■ THE REQUEST:
Copy the items below word for word, from the line holding "labels-header[interactable]: LABELS ⌄: [86, 572, 282, 586]" through the line holding "urgent-priority-icon: ⌃: [331, 300, 342, 315]", inclusive.

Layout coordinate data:

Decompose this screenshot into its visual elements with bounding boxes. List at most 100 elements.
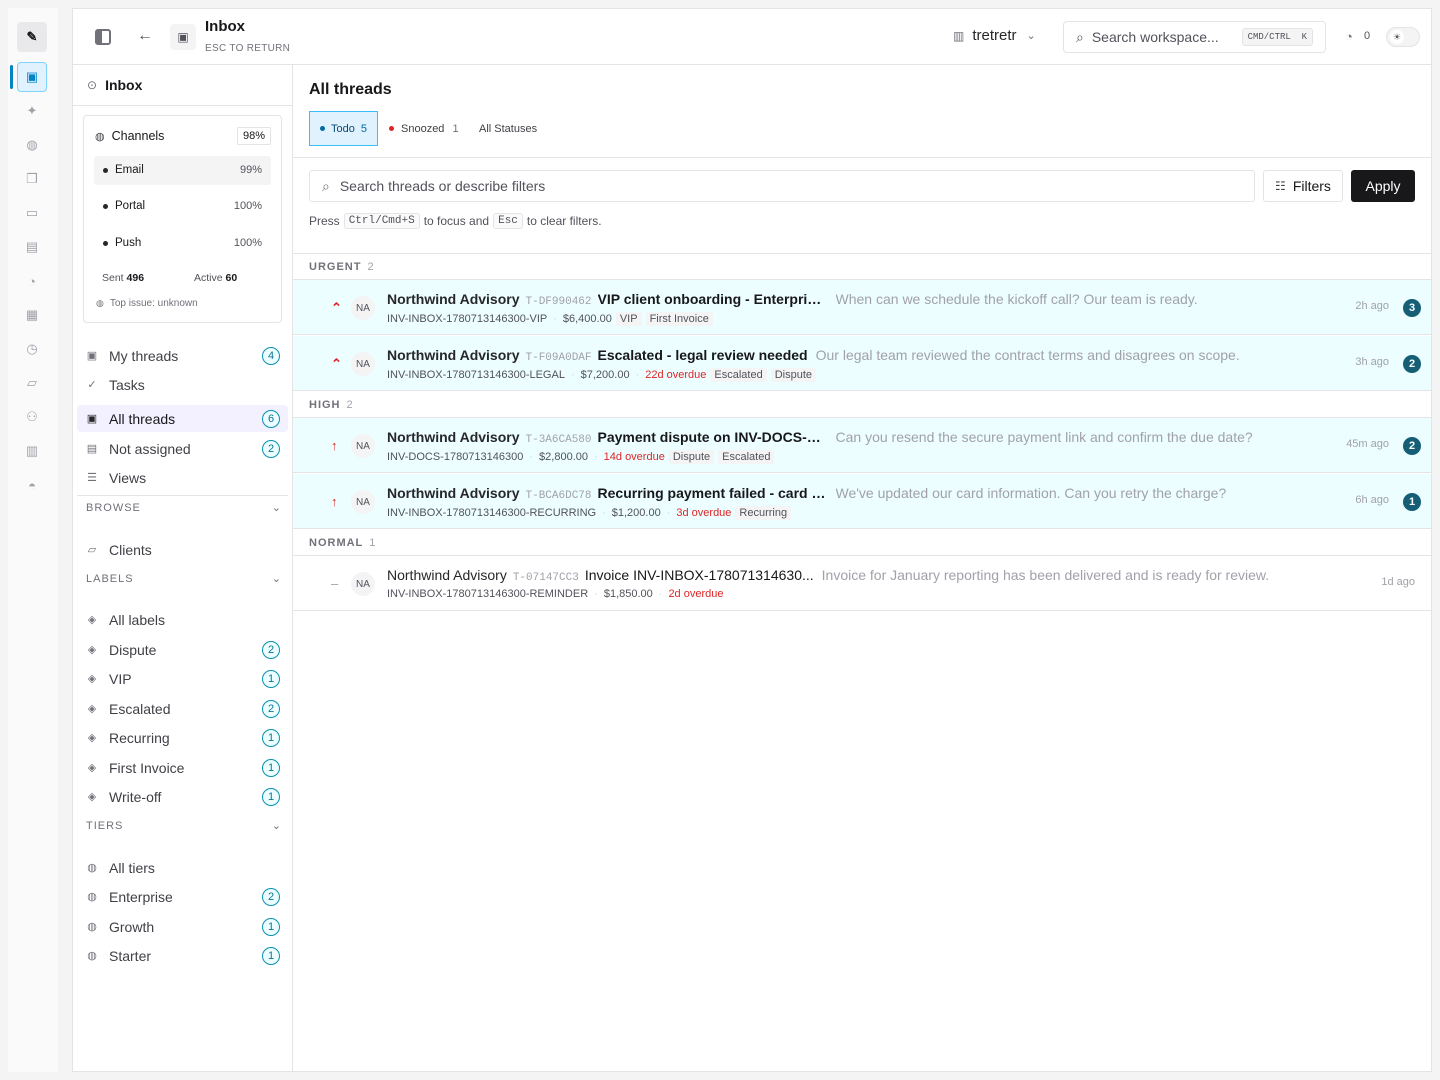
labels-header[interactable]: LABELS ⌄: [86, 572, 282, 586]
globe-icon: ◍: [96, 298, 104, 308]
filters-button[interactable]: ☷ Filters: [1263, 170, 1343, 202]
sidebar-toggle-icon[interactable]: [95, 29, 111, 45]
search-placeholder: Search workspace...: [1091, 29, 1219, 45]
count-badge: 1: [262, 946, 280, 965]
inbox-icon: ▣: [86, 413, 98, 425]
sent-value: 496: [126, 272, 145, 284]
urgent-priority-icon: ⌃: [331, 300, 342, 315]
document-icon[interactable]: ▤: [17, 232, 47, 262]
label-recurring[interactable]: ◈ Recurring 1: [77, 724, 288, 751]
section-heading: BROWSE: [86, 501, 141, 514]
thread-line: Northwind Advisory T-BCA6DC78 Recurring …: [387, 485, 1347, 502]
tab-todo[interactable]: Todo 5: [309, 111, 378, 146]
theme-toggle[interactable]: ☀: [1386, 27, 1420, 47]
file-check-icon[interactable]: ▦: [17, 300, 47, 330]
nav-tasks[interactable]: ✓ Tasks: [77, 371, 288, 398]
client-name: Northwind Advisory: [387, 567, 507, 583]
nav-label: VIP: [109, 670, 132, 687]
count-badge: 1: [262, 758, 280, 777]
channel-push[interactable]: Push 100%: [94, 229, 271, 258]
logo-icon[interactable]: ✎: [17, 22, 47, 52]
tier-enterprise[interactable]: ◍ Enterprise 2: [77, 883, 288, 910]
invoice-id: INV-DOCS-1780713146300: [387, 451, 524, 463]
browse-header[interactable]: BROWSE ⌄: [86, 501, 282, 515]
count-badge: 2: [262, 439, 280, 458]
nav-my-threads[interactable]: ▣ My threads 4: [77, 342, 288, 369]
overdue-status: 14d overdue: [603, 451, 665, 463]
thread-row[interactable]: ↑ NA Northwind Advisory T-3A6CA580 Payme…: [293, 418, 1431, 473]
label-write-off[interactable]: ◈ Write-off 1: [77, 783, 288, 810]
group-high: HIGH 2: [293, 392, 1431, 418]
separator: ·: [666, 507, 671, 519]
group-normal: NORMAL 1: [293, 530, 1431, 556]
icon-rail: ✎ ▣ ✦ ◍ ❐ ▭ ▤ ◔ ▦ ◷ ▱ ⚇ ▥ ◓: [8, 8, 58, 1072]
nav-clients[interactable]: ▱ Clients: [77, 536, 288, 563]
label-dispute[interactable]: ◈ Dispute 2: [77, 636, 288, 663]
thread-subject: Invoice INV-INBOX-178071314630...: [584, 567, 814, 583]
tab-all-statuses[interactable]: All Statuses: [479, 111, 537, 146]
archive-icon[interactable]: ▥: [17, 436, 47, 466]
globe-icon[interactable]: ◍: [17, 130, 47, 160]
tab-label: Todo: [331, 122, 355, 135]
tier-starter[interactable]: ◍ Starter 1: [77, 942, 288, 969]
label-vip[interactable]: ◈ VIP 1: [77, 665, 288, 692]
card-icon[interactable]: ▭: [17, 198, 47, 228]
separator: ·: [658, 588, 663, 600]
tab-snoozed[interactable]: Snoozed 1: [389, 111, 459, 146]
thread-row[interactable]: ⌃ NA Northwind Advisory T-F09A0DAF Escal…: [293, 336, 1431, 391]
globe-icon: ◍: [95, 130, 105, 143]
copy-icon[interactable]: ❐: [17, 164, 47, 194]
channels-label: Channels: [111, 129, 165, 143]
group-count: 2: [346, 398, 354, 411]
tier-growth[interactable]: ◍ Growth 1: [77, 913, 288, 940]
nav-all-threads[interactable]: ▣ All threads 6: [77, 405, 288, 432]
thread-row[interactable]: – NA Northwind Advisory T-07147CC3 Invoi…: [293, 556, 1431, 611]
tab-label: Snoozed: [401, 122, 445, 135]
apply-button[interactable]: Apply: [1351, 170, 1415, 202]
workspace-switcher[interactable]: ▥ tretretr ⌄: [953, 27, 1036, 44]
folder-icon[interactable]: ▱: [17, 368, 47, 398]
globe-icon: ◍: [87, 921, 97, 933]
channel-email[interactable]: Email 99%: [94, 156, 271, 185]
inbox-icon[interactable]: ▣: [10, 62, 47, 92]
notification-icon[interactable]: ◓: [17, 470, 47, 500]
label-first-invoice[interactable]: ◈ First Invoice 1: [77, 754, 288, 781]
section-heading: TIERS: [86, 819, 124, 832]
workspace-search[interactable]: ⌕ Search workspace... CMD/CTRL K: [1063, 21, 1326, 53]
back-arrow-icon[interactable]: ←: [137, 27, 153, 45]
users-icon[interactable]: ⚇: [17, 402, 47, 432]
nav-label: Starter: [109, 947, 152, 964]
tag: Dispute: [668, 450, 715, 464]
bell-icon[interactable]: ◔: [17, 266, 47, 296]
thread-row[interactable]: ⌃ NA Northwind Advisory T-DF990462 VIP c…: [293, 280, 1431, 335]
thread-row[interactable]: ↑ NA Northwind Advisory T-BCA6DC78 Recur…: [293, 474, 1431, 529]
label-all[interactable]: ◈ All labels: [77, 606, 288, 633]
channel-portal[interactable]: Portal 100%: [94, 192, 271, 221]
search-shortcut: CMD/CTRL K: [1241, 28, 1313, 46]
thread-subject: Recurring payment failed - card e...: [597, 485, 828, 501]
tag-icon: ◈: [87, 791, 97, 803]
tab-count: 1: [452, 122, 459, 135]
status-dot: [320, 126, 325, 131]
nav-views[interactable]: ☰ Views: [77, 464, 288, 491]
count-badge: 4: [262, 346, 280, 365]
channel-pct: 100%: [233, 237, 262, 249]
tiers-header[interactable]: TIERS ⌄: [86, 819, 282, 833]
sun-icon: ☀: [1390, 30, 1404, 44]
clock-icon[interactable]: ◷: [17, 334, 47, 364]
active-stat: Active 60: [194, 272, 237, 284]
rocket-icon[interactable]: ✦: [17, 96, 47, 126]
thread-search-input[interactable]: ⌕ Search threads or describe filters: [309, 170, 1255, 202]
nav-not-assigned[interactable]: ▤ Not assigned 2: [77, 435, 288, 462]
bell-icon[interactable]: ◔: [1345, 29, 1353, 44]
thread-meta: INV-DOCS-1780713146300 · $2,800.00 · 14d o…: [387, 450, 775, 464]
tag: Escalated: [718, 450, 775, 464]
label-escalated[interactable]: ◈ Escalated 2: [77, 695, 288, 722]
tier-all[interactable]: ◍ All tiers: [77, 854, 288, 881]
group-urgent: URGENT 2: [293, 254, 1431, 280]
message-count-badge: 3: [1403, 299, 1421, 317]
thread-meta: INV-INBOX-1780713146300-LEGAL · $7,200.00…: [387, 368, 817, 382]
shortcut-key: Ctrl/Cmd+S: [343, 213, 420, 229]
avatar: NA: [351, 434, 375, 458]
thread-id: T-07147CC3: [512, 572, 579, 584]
...
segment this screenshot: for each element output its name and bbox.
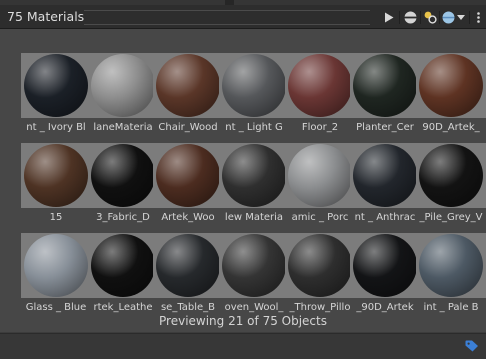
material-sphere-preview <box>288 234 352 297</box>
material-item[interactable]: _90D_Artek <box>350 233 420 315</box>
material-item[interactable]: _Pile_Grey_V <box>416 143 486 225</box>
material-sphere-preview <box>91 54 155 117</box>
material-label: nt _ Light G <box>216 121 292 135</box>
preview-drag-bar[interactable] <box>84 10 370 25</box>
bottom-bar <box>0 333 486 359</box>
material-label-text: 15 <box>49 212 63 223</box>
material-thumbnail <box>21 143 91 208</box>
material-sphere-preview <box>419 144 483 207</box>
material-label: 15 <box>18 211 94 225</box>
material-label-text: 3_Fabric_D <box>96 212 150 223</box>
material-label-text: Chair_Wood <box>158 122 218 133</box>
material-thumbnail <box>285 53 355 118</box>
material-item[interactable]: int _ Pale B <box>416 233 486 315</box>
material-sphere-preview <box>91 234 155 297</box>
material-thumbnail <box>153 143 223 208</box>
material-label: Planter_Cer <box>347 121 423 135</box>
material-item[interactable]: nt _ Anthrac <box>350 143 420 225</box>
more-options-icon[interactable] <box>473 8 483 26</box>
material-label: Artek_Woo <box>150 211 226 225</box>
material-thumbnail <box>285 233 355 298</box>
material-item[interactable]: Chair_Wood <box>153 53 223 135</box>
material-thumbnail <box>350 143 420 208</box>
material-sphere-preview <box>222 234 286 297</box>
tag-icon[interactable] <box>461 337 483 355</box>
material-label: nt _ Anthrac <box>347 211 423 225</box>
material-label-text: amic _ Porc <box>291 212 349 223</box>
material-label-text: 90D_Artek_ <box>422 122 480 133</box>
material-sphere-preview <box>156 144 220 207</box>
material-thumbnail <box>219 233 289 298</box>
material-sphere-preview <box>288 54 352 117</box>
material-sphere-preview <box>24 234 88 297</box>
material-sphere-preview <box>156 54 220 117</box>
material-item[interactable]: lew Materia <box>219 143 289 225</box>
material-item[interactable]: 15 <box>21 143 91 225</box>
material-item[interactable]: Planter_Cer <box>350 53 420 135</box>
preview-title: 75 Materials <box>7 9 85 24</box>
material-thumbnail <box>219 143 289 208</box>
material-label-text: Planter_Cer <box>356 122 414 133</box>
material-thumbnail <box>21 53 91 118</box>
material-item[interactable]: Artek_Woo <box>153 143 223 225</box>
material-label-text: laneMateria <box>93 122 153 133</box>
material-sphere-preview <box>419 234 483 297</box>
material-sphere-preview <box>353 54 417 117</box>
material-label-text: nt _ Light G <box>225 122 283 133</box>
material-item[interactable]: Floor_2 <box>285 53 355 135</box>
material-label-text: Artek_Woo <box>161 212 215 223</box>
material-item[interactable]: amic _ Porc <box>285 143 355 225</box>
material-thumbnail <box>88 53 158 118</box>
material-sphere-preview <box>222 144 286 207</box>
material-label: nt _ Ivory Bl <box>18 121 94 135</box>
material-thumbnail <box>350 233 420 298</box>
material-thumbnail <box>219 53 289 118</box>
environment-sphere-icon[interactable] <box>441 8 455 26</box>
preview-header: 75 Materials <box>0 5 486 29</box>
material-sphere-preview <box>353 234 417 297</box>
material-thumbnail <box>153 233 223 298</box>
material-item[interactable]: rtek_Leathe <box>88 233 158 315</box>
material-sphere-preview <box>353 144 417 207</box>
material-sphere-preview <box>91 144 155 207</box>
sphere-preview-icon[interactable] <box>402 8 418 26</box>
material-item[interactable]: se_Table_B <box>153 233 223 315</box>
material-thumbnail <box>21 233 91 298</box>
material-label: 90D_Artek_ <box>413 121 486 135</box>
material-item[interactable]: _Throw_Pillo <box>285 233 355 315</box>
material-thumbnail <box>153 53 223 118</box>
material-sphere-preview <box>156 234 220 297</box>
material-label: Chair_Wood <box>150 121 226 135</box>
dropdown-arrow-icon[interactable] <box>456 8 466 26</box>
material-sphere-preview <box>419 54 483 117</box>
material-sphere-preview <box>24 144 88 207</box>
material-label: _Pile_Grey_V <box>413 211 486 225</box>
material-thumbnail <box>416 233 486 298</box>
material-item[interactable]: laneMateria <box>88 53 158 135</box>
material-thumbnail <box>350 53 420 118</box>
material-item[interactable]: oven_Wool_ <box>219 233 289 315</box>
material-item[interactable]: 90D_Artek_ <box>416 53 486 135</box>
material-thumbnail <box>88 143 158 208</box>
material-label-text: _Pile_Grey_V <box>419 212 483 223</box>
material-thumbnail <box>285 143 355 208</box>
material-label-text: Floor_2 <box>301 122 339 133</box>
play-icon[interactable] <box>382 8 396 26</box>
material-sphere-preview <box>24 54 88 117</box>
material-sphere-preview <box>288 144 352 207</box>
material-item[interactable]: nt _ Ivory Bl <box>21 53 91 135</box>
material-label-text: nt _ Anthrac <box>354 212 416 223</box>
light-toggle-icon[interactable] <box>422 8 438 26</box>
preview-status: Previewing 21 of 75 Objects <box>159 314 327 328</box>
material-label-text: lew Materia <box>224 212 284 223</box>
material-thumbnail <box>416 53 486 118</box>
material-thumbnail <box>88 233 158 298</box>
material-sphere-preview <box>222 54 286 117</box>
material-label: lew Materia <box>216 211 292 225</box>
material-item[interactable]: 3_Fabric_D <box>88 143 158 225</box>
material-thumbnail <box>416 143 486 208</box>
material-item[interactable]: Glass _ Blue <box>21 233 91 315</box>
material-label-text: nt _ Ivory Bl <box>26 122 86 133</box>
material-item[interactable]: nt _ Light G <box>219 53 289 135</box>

■ SOLUTION TO THE PROBLEM:
labels-header[interactable]: LABELS ⌄: [86, 572, 282, 586]
globe-icon: ◍: [96, 298, 104, 308]
filters-button[interactable]: ☷ Filters: [1263, 170, 1343, 202]
sidebar-toggle-icon[interactable]: [95, 29, 111, 45]
search-placeholder: Search workspace...: [1091, 29, 1219, 45]
count-badge: 1: [262, 946, 280, 965]
inbox-icon: ▣: [86, 413, 98, 425]
sent-value: 496: [126, 272, 145, 284]
urgent-priority-icon: ⌃: [331, 300, 342, 315]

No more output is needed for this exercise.